### TASK REQUIREMENTS
Go to the line that contains "Give me a plain-text", then write out that line and all that follow to the end of the listing, exactly and without pictures.

### DATA EXCERPTS
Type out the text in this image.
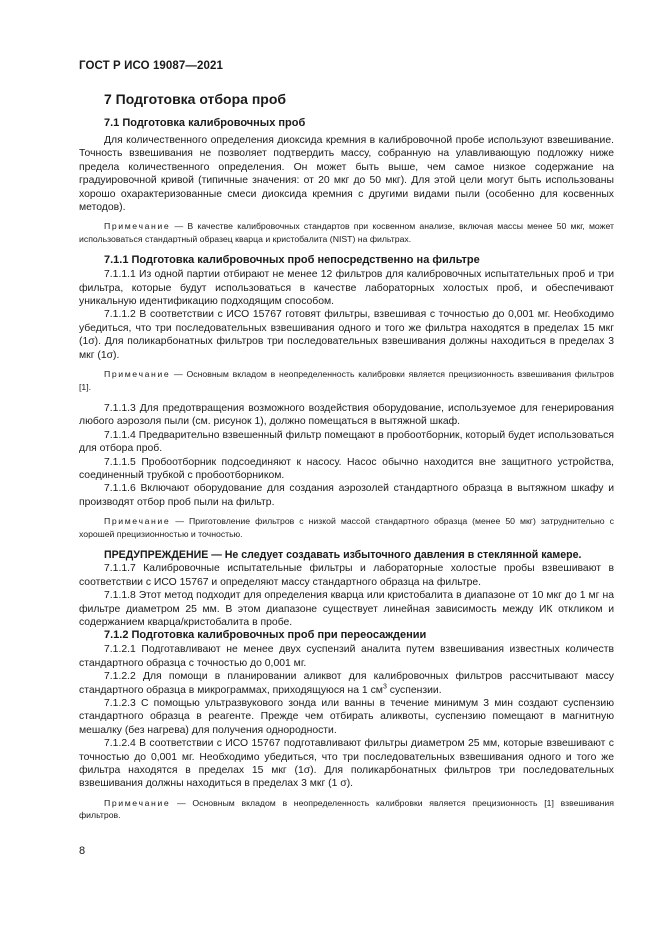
ГОСТ Р ИСО 19087—2021
7 Подготовка отбора проб
7.1 Подготовка калибровочных проб

Для количественного определения диоксида кремния в калибровочной пробе используют взвешивание. Точность взвешивания не позволяет подтвердить массу, собранную на улавливающую подложку ниже предела количественного определения. Он может быть выше, чем самое низкое содержание на градуировочной кривой (типичные значения: от 20 мкг до 50 мкг). Для этой цели могут быть использованы хорошо охарактеризованные смеси диоксида кремния с другими видами пыли (особенно для косвенных методов).

Примечание — В качестве калибровочных стандартов при косвенном анализе, включая массы менее 50 мкг, может использоваться стандартный образец кварца и кристобалита (NIST) на фильтрах.

7.1.1 Подготовка калибровочных проб непосредственно на фильтре

7.1.1.1 Из одной партии отбирают не менее 12 фильтров для калибровочных испытательных проб и три фильтра, которые будут использоваться в качестве лабораторных холостых проб, и обеспечивают уникальную идентификацию подходящим способом.

7.1.1.2 В соответствии с ИСО 15767 готовят фильтры, взвешивая с точностью до 0,001 мг. Необходимо убедиться, что три последовательных взвешивания одного и того же фильтра находятся в пределах 15 мкг (1σ). Для поликарбонатных фильтров три последовательных взвешивания должны находиться в пределах 3 мкг (1σ).

Примечание — Основным вкладом в неопределенность калибровки является прецизионность взвешивания фильтров [1].

7.1.1.3 Для предотвращения возможного воздействия оборудование, используемое для генерирования любого аэрозоля пыли (см. рисунок 1), должно помещаться в вытяжной шкаф.

7.1.1.4 Предварительно взвешенный фильтр помещают в пробоотборник, который будет использоваться для отбора проб.

7.1.1.5 Пробоотборник подсоединяют к насосу. Насос обычно находится вне защитного устройства, соединенный трубкой с пробоотборником.

7.1.1.6 Включают оборудование для создания аэрозолей стандартного образца в вытяжном шкафу и производят отбор проб пыли на фильтр.

Примечание — Приготовление фильтров с низкой массой стандартного образца (менее 50 мкг) затруднительно с хорошей прецизионностью и точностью.

ПРЕДУПРЕЖДЕНИЕ — Не следует создавать избыточного давления в стеклянной камере.

7.1.1.7 Калибровочные испытательные фильтры и лабораторные холостые пробы взвешивают в соответствии с ИСО 15767 и определяют массу стандартного образца на фильтре.

7.1.1.8 Этот метод подходит для определения кварца или кристобалита в диапазоне от 10 мкг до 1 мг на фильтре диаметром 25 мм. В этом диапазоне существует линейная зависимость между ИК откликом и содержанием кварца/кристобалита в пробе.

7.1.2 Подготовка калибровочных проб при переосаждении

7.1.2.1 Подготавливают не менее двух суспензий аналита путем взвешивания известных количеств стандартного образца с точностью до 0,001 мг.

7.1.2.2 Для помощи в планировании аликвот для калибровочных фильтров рассчитывают массу стандартного образца в микрограммах, приходящуюся на 1 $см^3$ суспензии.

7.1.2.3 С помощью ультразвукового зонда или ванны в течение минимум 3 мин создают суспензию стандартного образца в реагенте. Прежде чем отбирать аликвоты, суспензию помещают в магнитную мешалку (без нагрева) для получения однородности.

7.1.2.4 В соответствии с ИСО 15767 подготавливают фильтры диаметром 25 мм, которые взвешивают с точностью до 0,001 мг. Необходимо убедиться, что три последовательных взвешивания одного и того же фильтра находятся в пределах 15 мкг (1σ). Для поликарбонатных фильтров три последовательных взвешивания должны находиться в пределах 3 мкг (1 σ).

Примечание — Основным вкладом в неопределенность калибровки является прецизионность [1] взвешивания фильтров.

8
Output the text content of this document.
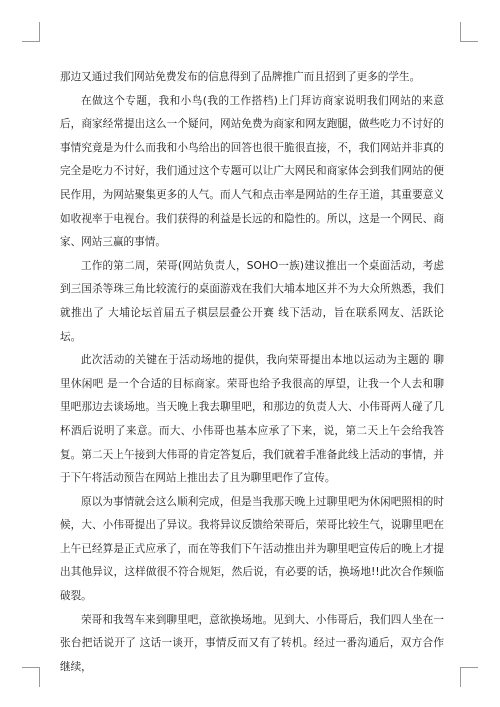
那边又通过我们网站免费发布的信息得到了品牌推广而且招到了更多的学生。

在做这个专题，我和小鸟(我的工作搭档)上门拜访商家说明我们网站的来意后，商家经常提出这么一个疑问，网站免费为商家和网友跑腿，做些吃力不讨好的事情究竟是为什么而我和小鸟给出的回答也很干脆很直接，不，我们网站并非真的完全是吃力不讨好，我们通过这个专题可以让广大网民和商家体会到我们网站的便民作用，为网站聚集更多的人气。而人气和点击率是网站的生存王道，其重要意义如收视率于电视台。我们获得的利益是长远的和隐性的。所以，这是一个网民、商家、网站三赢的事情。

工作的第二周，荣哥(网站负责人，SOHO一族)建议推出一个桌面活动，考虑到三国杀等珠三角比较流行的桌面游戏在我们大埔本地区并不为大众所熟悉，我们就推出了 大埔论坛首届五子棋层层叠公开赛 线下活动，旨在联系网友、活跃论坛。

此次活动的关键在于活动场地的提供，我向荣哥提出本地以运动为主题的 聊里休闲吧 是一个合适的目标商家。荣哥也给予我很高的厚望，让我一个人去和聊里吧那边去谈场地。当天晚上我去聊里吧，和那边的负责人大、小伟哥两人碰了几杯酒后说明了来意。而大、小伟哥也基本应承了下来，说，第二天上午会给我答复。第二天上午接到大伟哥的肯定答复后，我们就着手准备此线上活动的事情，并于下午将活动预告在网站上推出去了且为聊里吧作了宣传。

原以为事情就会这么顺利完成，但是当我那天晚上过聊里吧为休闲吧照相的时候，大、小伟哥提出了异议。我将异议反馈给荣哥后，荣哥比较生气，说聊里吧在上午已经算是正式应承了，而在等我们下午活动推出并为聊里吧宣传后的晚上才提出其他异议，这样做很不符合规矩，然后说，有必要的话，换场地!!此次合作频临破裂。

荣哥和我驾车来到聊里吧，意欲换场地。见到大、小伟哥后，我们四人坐在一张台把话说开了 这话一谈开，事情反而又有了转机。经过一番沟通后，双方合作继续，
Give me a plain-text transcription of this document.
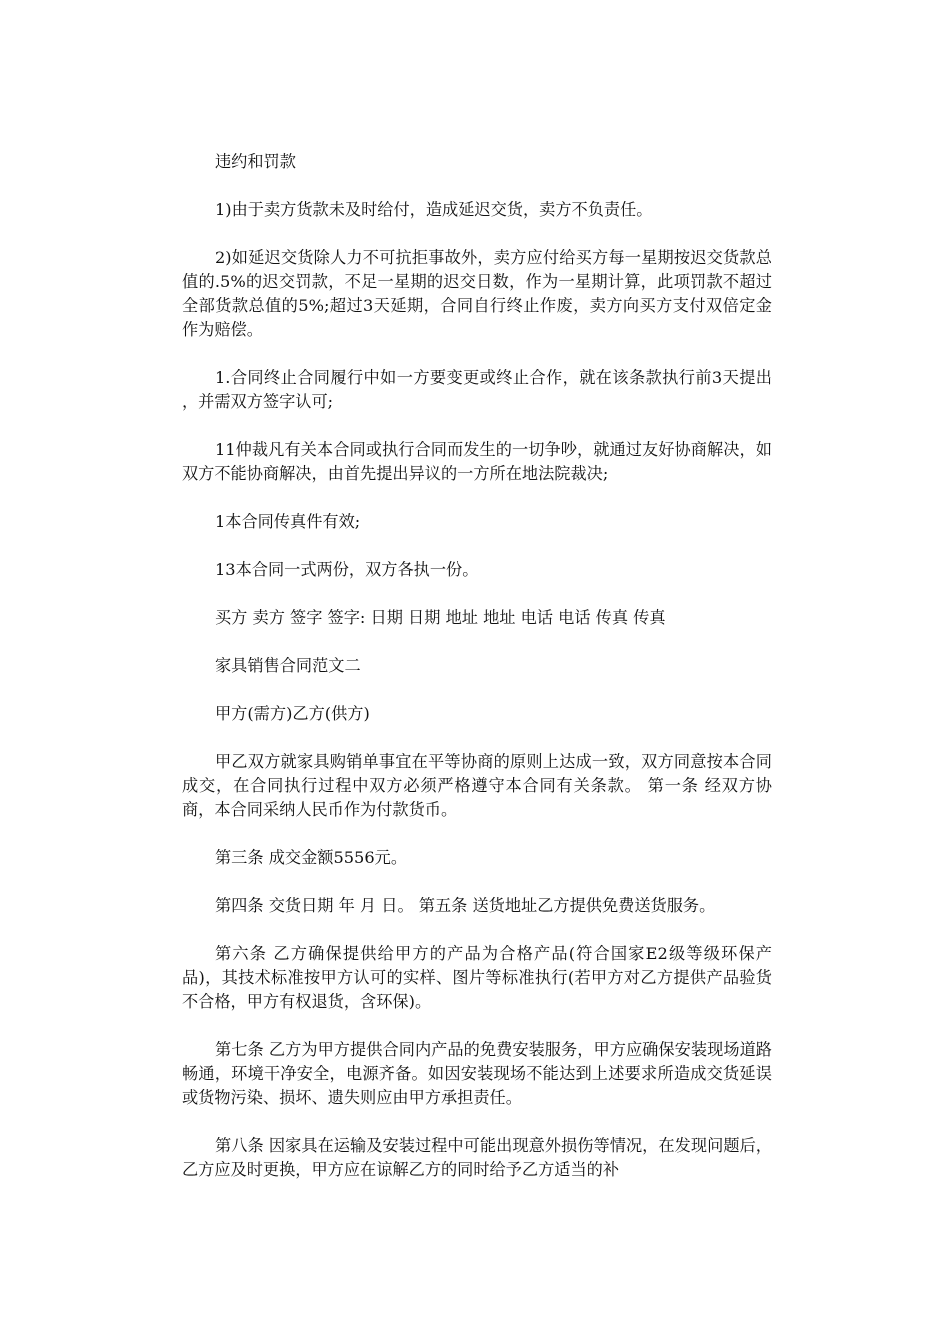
违约和罚款

1)由于卖方货款未及时给付，造成延迟交货，卖方不负责任。

2)如延迟交货除人力不可抗拒事故外，卖方应付给买方每一星期按迟交货款总值的.5%的迟交罚款，不足一星期的迟交日数，作为一星期计算，此项罚款不超过全部货款总值的5%;超过3天延期，合同自行终止作废，卖方向买方支付双倍定金作为赔偿。

1.合同终止合同履行中如一方要变更或终止合作，就在该条款执行前3天提出 ，并需双方签字认可;

11仲裁凡有关本合同或执行合同而发生的一切争吵，就通过友好协商解决，如双方不能协商解决，由首先提出异议的一方所在地法院裁决;

1本合同传真件有效;

13本合同一式两份，双方各执一份。

买方 卖方 签字 签字: 日期 日期 地址 地址 电话 电话 传真 传真

家具销售合同范文二

甲方(需方)乙方(供方)

甲乙双方就家具购销单事宜在平等协商的原则上达成一致，双方同意按本合同成交，在合同执行过程中双方必须严格遵守本合同有关条款。 第一条 经双方协商，本合同采纳人民币作为付款货币。

第三条 成交金额5556元。

第四条 交货日期 年 月 日。 第五条 送货地址乙方提供免费送货服务。

第六条 乙方确保提供给甲方的产品为合格产品(符合国家E2级等级环保产品)，其技术标准按甲方认可的实样、图片等标准执行(若甲方对乙方提供产品验货不合格，甲方有权退货，含环保)。

第七条 乙方为甲方提供合同内产品的免费安装服务，甲方应确保安装现场道路畅通，环境干净安全，电源齐备。如因安装现场不能达到上述要求所造成交货延误或货物污染、损坏、遗失则应由甲方承担责任。

第八条 因家具在运输及安装过程中可能出现意外损伤等情况，在发现问题后，乙方应及时更换，甲方应在谅解乙方的同时给予乙方适当的补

### WRITTEN RESPONSE
Give me a plain-text transcription of this document.
违约和罚款

1)由于卖方货款未及时给付，造成延迟交货，卖方不负责任。

2)如延迟交货除人力不可抗拒事故外，卖方应付给买方每一星期按迟交货款总值的.5%的迟交罚款，不足一星期的迟交日数，作为一星期计算，此项罚款不超过全部货款总值的5%;超过3天延期，合同自行终止作废，卖方向买方支付双倍定金作为赔偿。

1.合同终止合同履行中如一方要变更或终止合作，就在该条款执行前3天提出 ，并需双方签字认可;

11仲裁凡有关本合同或执行合同而发生的一切争吵，就通过友好协商解决，如双方不能协商解决，由首先提出异议的一方所在地法院裁决;

1本合同传真件有效;

13本合同一式两份，双方各执一份。

买方 卖方 签字 签字: 日期 日期 地址 地址 电话 电话 传真 传真

家具销售合同范文二

甲方(需方)乙方(供方)

甲乙双方就家具购销单事宜在平等协商的原则上达成一致，双方同意按本合同成交，在合同执行过程中双方必须严格遵守本合同有关条款。 第一条 经双方协商，本合同采纳人民币作为付款货币。

第三条 成交金额5556元。

第四条 交货日期 年 月 日。 第五条 送货地址乙方提供免费送货服务。

第六条 乙方确保提供给甲方的产品为合格产品(符合国家E2级等级环保产品)，其技术标准按甲方认可的实样、图片等标准执行(若甲方对乙方提供产品验货不合格，甲方有权退货，含环保)。

第七条 乙方为甲方提供合同内产品的免费安装服务，甲方应确保安装现场道路畅通，环境干净安全，电源齐备。如因安装现场不能达到上述要求所造成交货延误或货物污染、损坏、遗失则应由甲方承担责任。

第八条 因家具在运输及安装过程中可能出现意外损伤等情况，在发现问题后，乙方应及时更换，甲方应在谅解乙方的同时给予乙方适当的补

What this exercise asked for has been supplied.